**Required work**
Your task is to copy each line that has the word "Villanueva".
------------------------
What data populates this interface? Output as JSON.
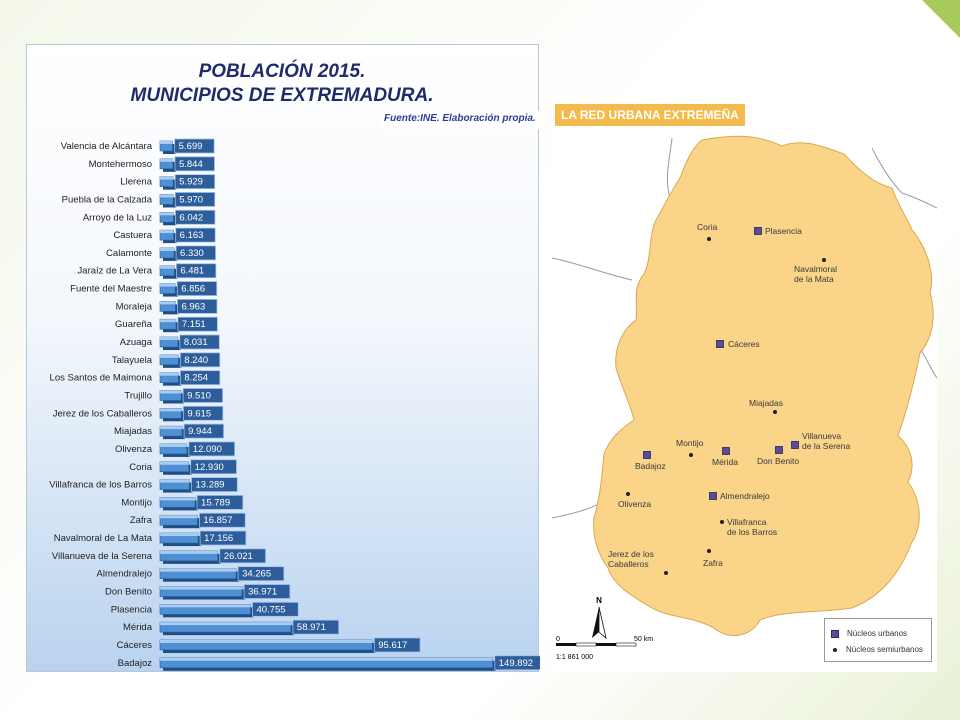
{
  "chart_data": {
    "type": "bar",
    "orientation": "horizontal",
    "title_line1": "POBLACIÓN 2015.",
    "title_line2": "MUNICIPIOS DE EXTREMADURA.",
    "source": "Fuente:INE. Elaboración propia.",
    "categories": [
      "Valencia de Alcántara",
      "Montehermoso",
      "Llerena",
      "Puebla de la Calzada",
      "Arroyo de la Luz",
      "Castuera",
      "Calamonte",
      "Jaraíz de La Vera",
      "Fuente del Maestre",
      "Moraleja",
      "Guareña",
      "Azuaga",
      "Talayuela",
      "Los Santos de Maimona",
      "Trujillo",
      "Jerez de los Caballeros",
      "Miajadas",
      "Olivenza",
      "Coria",
      "Villafranca de los Barros",
      "Montijo",
      "Zafra",
      "Navalmoral de La Mata",
      "Villanueva de la Serena",
      "Almendralejo",
      "Don Benito",
      "Plasencia",
      "Mérida",
      "Cáceres",
      "Badajoz"
    ],
    "values": [
      5699,
      5844,
      5929,
      5970,
      6042,
      6163,
      6330,
      6481,
      6856,
      6963,
      7151,
      8031,
      8240,
      8254,
      9510,
      9615,
      9944,
      12090,
      12930,
      13289,
      15789,
      16857,
      17156,
      26021,
      34265,
      36971,
      40755,
      58971,
      95617,
      149892
    ],
    "labels": [
      "5.699",
      "5.844",
      "5.929",
      "5.970",
      "6.042",
      "6.163",
      "6.330",
      "6.481",
      "6.856",
      "6.963",
      "7.151",
      "8.031",
      "8.240",
      "8.254",
      "9.510",
      "9.615",
      "9.944",
      "12.090",
      "12.930",
      "13.289",
      "15.789",
      "16.857",
      "17.156",
      "26.021",
      "34.265",
      "36.971",
      "40.755",
      "58.971",
      "95.617",
      "149.892"
    ],
    "xlim": [
      0,
      150000
    ],
    "grid": false,
    "legend": "none",
    "bar_color": "#4f8fd3"
  },
  "map": {
    "title": "LA RED URBANA EXTREMEÑA",
    "scale_zero": "0",
    "scale_label": "50 km",
    "scale_ratio": "1:1 861 000",
    "north": "N",
    "legend_urban": "Núcleos urbanos",
    "legend_semi": "Núcleos semiurbanos",
    "fill_color": "#f9d489",
    "urban_color": "#5b4c97",
    "places": [
      {
        "name": "Coria",
        "type": "semi"
      },
      {
        "name": "Plasencia",
        "type": "urban"
      },
      {
        "name": "Navalmoral",
        "name2": "de la Mata",
        "type": "semi"
      },
      {
        "name": "Cáceres",
        "type": "urban"
      },
      {
        "name": "Miajadas",
        "type": "semi"
      },
      {
        "name": "Villanueva",
        "name2": "de la Serena",
        "type": "urban"
      },
      {
        "name": "Montijo",
        "type": "semi"
      },
      {
        "name": "Badajoz",
        "type": "urban"
      },
      {
        "name": "Mérida",
        "type": "urban"
      },
      {
        "name": "Don Benito",
        "type": "urban"
      },
      {
        "name": "Almendralejo",
        "type": "urban"
      },
      {
        "name": "Olivenza",
        "type": "semi"
      },
      {
        "name": "Villafranca",
        "name2": "de los Barros",
        "type": "semi"
      },
      {
        "name": "Jerez de los",
        "name2": "Caballeros",
        "type": "semi"
      },
      {
        "name": "Zafra",
        "type": "semi"
      }
    ]
  }
}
------------------------
**Answer to the task**
      "Villanueva de la Serena",
        "name": "Villanueva",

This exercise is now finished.